▶ _WHAT TO WORK ON_
Restate each of the lines given below, word for word.

╔══

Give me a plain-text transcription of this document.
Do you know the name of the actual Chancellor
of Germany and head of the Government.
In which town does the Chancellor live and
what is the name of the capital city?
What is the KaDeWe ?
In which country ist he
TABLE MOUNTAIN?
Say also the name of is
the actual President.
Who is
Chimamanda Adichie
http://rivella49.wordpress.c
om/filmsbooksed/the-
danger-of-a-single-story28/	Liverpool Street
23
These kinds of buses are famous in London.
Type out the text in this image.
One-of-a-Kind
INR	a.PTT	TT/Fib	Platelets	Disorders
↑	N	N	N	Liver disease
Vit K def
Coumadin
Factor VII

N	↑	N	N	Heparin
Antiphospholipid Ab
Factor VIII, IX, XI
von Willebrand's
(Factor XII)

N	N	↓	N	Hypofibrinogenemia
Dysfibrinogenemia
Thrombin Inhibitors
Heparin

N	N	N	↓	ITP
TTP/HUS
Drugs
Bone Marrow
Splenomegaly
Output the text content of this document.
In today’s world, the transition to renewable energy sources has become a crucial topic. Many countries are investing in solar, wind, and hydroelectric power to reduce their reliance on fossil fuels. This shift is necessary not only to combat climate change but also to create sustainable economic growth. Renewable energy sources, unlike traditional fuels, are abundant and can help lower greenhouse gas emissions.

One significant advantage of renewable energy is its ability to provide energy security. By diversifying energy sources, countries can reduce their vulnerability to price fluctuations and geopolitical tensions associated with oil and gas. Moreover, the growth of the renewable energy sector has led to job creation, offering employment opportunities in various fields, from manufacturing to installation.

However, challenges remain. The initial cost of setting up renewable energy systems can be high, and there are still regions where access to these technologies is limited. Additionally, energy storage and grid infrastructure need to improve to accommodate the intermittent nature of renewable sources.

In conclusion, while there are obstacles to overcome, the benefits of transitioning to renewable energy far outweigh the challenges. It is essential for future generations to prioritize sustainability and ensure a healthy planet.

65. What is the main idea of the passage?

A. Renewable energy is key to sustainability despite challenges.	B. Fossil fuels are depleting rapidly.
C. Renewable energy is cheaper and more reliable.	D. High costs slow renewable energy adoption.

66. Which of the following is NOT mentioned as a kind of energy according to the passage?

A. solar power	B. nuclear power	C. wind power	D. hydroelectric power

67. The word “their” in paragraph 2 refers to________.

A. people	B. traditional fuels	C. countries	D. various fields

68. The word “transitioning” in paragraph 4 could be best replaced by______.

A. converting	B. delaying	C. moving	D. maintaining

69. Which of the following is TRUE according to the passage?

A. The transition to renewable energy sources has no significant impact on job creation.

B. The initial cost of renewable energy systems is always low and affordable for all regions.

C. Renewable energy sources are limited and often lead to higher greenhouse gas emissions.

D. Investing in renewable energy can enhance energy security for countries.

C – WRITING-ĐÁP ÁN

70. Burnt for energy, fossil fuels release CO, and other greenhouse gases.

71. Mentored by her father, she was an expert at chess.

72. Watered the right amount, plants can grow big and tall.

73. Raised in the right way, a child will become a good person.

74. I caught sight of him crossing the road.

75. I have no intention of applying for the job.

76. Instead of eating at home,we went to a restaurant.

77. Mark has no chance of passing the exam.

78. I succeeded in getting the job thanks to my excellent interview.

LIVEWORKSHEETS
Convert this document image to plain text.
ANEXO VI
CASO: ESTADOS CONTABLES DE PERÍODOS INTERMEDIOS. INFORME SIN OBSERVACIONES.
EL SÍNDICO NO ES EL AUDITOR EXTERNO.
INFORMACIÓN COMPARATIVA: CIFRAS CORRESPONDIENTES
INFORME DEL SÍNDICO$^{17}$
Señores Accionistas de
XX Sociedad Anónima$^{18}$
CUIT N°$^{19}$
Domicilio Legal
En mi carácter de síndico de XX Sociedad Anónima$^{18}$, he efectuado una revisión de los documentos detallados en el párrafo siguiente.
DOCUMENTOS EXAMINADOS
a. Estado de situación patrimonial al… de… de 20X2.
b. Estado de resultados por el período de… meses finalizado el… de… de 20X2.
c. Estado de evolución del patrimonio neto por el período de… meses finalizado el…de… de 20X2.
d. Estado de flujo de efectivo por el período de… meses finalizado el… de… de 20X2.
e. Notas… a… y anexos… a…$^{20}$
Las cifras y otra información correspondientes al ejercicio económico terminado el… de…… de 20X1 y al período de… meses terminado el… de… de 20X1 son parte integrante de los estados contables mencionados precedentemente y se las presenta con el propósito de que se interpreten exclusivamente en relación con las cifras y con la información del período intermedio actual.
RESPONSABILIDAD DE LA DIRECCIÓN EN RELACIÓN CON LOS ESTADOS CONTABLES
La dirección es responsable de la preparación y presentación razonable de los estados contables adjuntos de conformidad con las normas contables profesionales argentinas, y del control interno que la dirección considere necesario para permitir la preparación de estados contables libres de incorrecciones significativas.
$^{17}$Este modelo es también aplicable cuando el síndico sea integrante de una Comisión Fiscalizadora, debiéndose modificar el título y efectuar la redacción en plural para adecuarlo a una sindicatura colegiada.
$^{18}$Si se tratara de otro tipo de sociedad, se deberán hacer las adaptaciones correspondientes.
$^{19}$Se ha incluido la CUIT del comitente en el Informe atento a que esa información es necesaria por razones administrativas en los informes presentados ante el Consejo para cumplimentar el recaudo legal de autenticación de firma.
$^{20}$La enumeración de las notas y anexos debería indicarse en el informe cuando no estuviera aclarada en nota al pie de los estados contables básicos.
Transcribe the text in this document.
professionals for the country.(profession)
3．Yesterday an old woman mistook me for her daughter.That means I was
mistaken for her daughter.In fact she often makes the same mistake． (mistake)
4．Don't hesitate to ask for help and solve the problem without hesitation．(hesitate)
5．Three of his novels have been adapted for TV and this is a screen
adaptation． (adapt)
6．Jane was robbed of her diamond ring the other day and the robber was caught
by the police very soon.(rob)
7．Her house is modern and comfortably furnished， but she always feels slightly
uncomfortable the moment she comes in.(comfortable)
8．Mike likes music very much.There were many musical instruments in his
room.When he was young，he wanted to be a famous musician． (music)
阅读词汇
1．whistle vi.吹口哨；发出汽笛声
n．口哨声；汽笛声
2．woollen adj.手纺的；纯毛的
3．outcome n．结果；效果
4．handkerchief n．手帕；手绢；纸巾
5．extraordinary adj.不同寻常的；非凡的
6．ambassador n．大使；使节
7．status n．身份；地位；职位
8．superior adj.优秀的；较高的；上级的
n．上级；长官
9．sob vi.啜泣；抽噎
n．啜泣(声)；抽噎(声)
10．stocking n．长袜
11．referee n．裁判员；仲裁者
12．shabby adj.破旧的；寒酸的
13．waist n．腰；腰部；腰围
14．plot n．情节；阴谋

╚══

▶ _FINAL RESULT_
Give me a plain-text transcription of this document.
Do you know the name of the actual Chancellor
of Germany and head of the Government.
In which town does the Chancellor live and
what is the name of the capital city?
What is the KaDeWe ?
In which country ist he
TABLE MOUNTAIN?
Say also the name of is
the actual President.
Who is
Chimamanda Adichie
http://rivella49.wordpress.c
om/filmsbooksed/the-
danger-of-a-single-story28/	Liverpool Street
23
These kinds of buses are famous in London.
Type out the text in this image.
One-of-a-Kind
INR	a.PTT	TT/Fib	Platelets	Disorders
↑	N	N	N	Liver disease
Vit K def
Coumadin
Factor VII

N	↑	N	N	Heparin
Antiphospholipid Ab
Factor VIII, IX, XI
von Willebrand's
(Factor XII)

N	N	↓	N	Hypofibrinogenemia
Dysfibrinogenemia
Thrombin Inhibitors
Heparin

N	N	N	↓	ITP
TTP/HUS
Drugs
Bone Marrow
Splenomegaly
Output the text content of this document.
In today’s world, the transition to renewable energy sources has become a crucial topic. Many countries are investing in solar, wind, and hydroelectric power to reduce their reliance on fossil fuels. This shift is necessary not only to combat climate change but also to create sustainable economic growth. Renewable energy sources, unlike traditional fuels, are abundant and can help lower greenhouse gas emissions.

One significant advantage of renewable energy is its ability to provide energy security. By diversifying energy sources, countries can reduce their vulnerability to price fluctuations and geopolitical tensions associated with oil and gas. Moreover, the growth of the renewable energy sector has led to job creation, offering employment opportunities in various fields, from manufacturing to installation.

However, challenges remain. The initial cost of setting up renewable energy systems can be high, and there are still regions where access to these technologies is limited. Additionally, energy storage and grid infrastructure need to improve to accommodate the intermittent nature of renewable sources.

In conclusion, while there are obstacles to overcome, the benefits of transitioning to renewable energy far outweigh the challenges. It is essential for future generations to prioritize sustainability and ensure a healthy planet.

65. What is the main idea of the passage?

A. Renewable energy is key to sustainability despite challenges.	B. Fossil fuels are depleting rapidly.
C. Renewable energy is cheaper and more reliable.	D. High costs slow renewable energy adoption.

66. Which of the following is NOT mentioned as a kind of energy according to the passage?

A. solar power	B. nuclear power	C. wind power	D. hydroelectric power

67. The word “their” in paragraph 2 refers to________.

A. people	B. traditional fuels	C. countries	D. various fields

68. The word “transitioning” in paragraph 4 could be best replaced by______.

A. converting	B. delaying	C. moving	D. maintaining

69. Which of the following is TRUE according to the passage?

A. The transition to renewable energy sources has no significant impact on job creation.

B. The initial cost of renewable energy systems is always low and affordable for all regions.

C. Renewable energy sources are limited and often lead to higher greenhouse gas emissions.

D. Investing in renewable energy can enhance energy security for countries.

C – WRITING-ĐÁP ÁN

70. Burnt for energy, fossil fuels release CO, and other greenhouse gases.

71. Mentored by her father, she was an expert at chess.

72. Watered the right amount, plants can grow big and tall.

73. Raised in the right way, a child will become a good person.

74. I caught sight of him crossing the road.

75. I have no intention of applying for the job.

76. Instead of eating at home,we went to a restaurant.

77. Mark has no chance of passing the exam.

78. I succeeded in getting the job thanks to my excellent interview.

LIVEWORKSHEETS
Convert this document image to plain text.
ANEXO VI
CASO: ESTADOS CONTABLES DE PERÍODOS INTERMEDIOS. INFORME SIN OBSERVACIONES.
EL SÍNDICO NO ES EL AUDITOR EXTERNO.
INFORMACIÓN COMPARATIVA: CIFRAS CORRESPONDIENTES
INFORME DEL SÍNDICO$^{17}$
Señores Accionistas de
XX Sociedad Anónima$^{18}$
CUIT N°$^{19}$
Domicilio Legal
En mi carácter de síndico de XX Sociedad Anónima$^{18}$, he efectuado una revisión de los documentos detallados en el párrafo siguiente.
DOCUMENTOS EXAMINADOS
a. Estado de situación patrimonial al… de… de 20X2.
b. Estado de resultados por el período de… meses finalizado el… de… de 20X2.
c. Estado de evolución del patrimonio neto por el período de… meses finalizado el…de… de 20X2.
d. Estado de flujo de efectivo por el período de… meses finalizado el… de… de 20X2.
e. Notas… a… y anexos… a…$^{20}$
Las cifras y otra información correspondientes al ejercicio económico terminado el… de…… de 20X1 y al período de… meses terminado el… de… de 20X1 son parte integrante de los estados contables mencionados precedentemente y se las presenta con el propósito de que se interpreten exclusivamente en relación con las cifras y con la información del período intermedio actual.
RESPONSABILIDAD DE LA DIRECCIÓN EN RELACIÓN CON LOS ESTADOS CONTABLES
La dirección es responsable de la preparación y presentación razonable de los estados contables adjuntos de conformidad con las normas contables profesionales argentinas, y del control interno que la dirección considere necesario para permitir la preparación de estados contables libres de incorrecciones significativas.
$^{17}$Este modelo es también aplicable cuando el síndico sea integrante de una Comisión Fiscalizadora, debiéndose modificar el título y efectuar la redacción en plural para adecuarlo a una sindicatura colegiada.
$^{18}$Si se tratara de otro tipo de sociedad, se deberán hacer las adaptaciones correspondientes.
$^{19}$Se ha incluido la CUIT del comitente en el Informe atento a que esa información es necesaria por razones administrativas en los informes presentados ante el Consejo para cumplimentar el recaudo legal de autenticación de firma.
$^{20}$La enumeración de las notas y anexos debería indicarse en el informe cuando no estuviera aclarada en nota al pie de los estados contables básicos.
Transcribe the text in this document.
professionals for the country.(profession)
3．Yesterday an old woman mistook me for her daughter.That means I was
mistaken for her daughter.In fact she often makes the same mistake． (mistake)
4．Don't hesitate to ask for help and solve the problem without hesitation．(hesitate)
5．Three of his novels have been adapted for TV and this is a screen
adaptation． (adapt)
6．Jane was robbed of her diamond ring the other day and the robber was caught
by the police very soon.(rob)
7．Her house is modern and comfortably furnished， but she always feels slightly
uncomfortable the moment she comes in.(comfortable)
8．Mike likes music very much.There were many musical instruments in his
room.When he was young，he wanted to be a famous musician． (music)
阅读词汇
1．whistle vi.吹口哨；发出汽笛声
n．口哨声；汽笛声
2．woollen adj.手纺的；纯毛的
3．outcome n．结果；效果
4．handkerchief n．手帕；手绢；纸巾
5．extraordinary adj.不同寻常的；非凡的
6．ambassador n．大使；使节
7．status n．身份；地位；职位
8．superior adj.优秀的；较高的；上级的
n．上级；长官
9．sob vi.啜泣；抽噎
n．啜泣(声)；抽噎(声)
10．stocking n．长袜
11．referee n．裁判员；仲裁者
12．shabby adj.破旧的；寒酸的
13．waist n．腰；腰部；腰围
14．plot n．情节；阴谋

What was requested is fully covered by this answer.